• [Text extract]:
* * * *

A 2012 study by the National Highway Traffic Safety Administration sampled data from six jurisdictions and showed that users completed their programs with 68 to 88 percent compliance.

A 2009 study by the National Drug Court Institute showed that recidivism for those using the devices was half that of those who had the same restrictions and programs but did not wear the bracelets. Ten percent of wearers violated as compared to 20 percent of nonwearers, according to the study.

Courts are typically slow to adopt new technologies before they've been proven and peer-reviewed, said University of Tennessee law professor and former state Supreme Court Justice Penny White.

In pre-trial use, the bracelet is one of the conditions of release agreed to by the defendant after a negotiation between the prosecutor and defense attorney.

White said judges have to evaluate whether the monitoring device is necessary for public safety and if it addresses the danger presented.

There is a presumed right to pre-trial release under the Eighth Amendment to the U.S. Constitution, White said.

Lavery said she is approached by defense attorneys whose clients want to be released. Good behavior while on the bracelet can play a factor in later considerations. Defense attorneys can show that the wearer was compliant while awaiting trial and has made long-term change.

That's Livingston's hope. He faces four months in jail, a $13,000 fine and losing his license at age 61 if convicted of his fourth DUI. He has a hearing date set in February.

In April he'll have been sober for two years.

* * * *

• [Dataset section]:
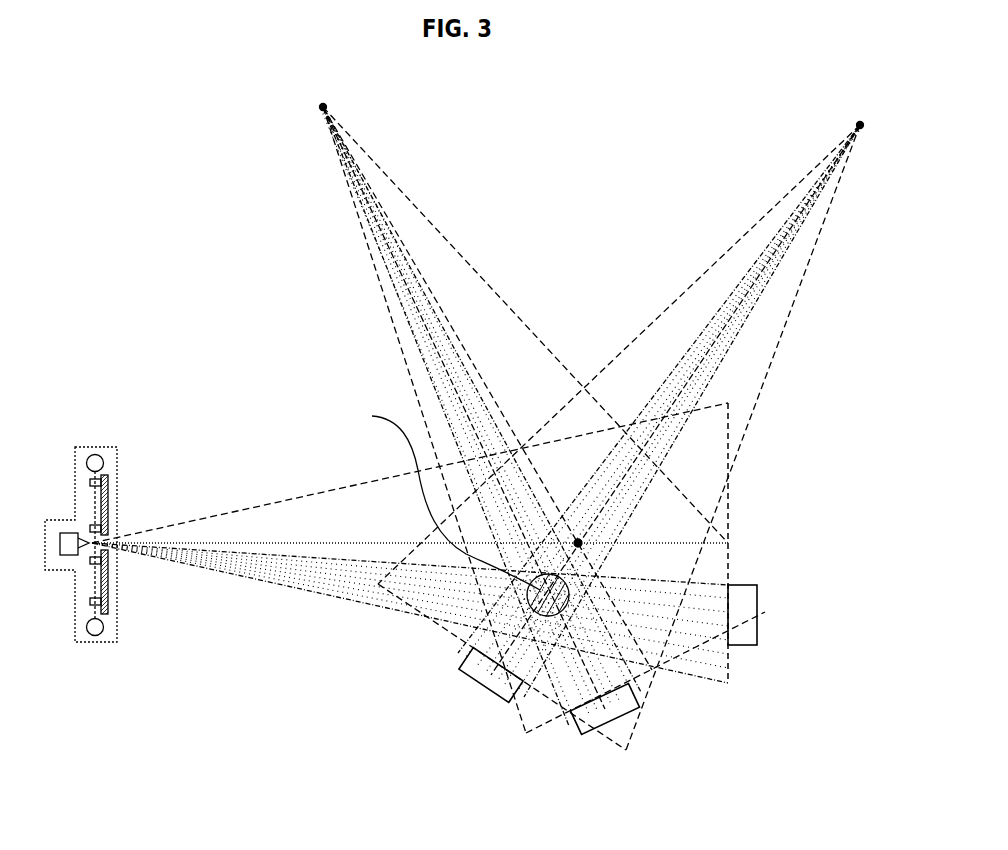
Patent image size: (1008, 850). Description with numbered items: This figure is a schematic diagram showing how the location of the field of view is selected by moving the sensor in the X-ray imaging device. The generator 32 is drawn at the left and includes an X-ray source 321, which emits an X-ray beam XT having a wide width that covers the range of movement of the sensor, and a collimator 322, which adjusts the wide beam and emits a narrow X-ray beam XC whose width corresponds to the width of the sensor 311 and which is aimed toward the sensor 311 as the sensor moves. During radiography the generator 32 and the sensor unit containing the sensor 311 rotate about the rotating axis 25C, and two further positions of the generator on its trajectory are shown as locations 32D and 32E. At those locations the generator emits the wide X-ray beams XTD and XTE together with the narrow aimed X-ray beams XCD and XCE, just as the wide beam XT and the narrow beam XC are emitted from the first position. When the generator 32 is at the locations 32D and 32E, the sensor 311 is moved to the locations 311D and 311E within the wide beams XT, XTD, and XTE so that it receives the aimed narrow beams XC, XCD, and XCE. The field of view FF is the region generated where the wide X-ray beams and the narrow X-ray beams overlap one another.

* * * *

• [Problem details]: Reproduce the stretch of the alcohol-monitoring bracelet article from "There is a presumed" through "made long-term change." verbatim.

• [Worked solution]:
There is a presumed right to pre-trial release under the Eighth Amendment to the U.S. Constitution, White said.

Lavery said she is approached by defense attorneys whose clients want to be released. Good behavior while on the bracelet can play a factor in later considerations. Defense attorneys can show that the wearer was compliant while awaiting trial and has made long-term change.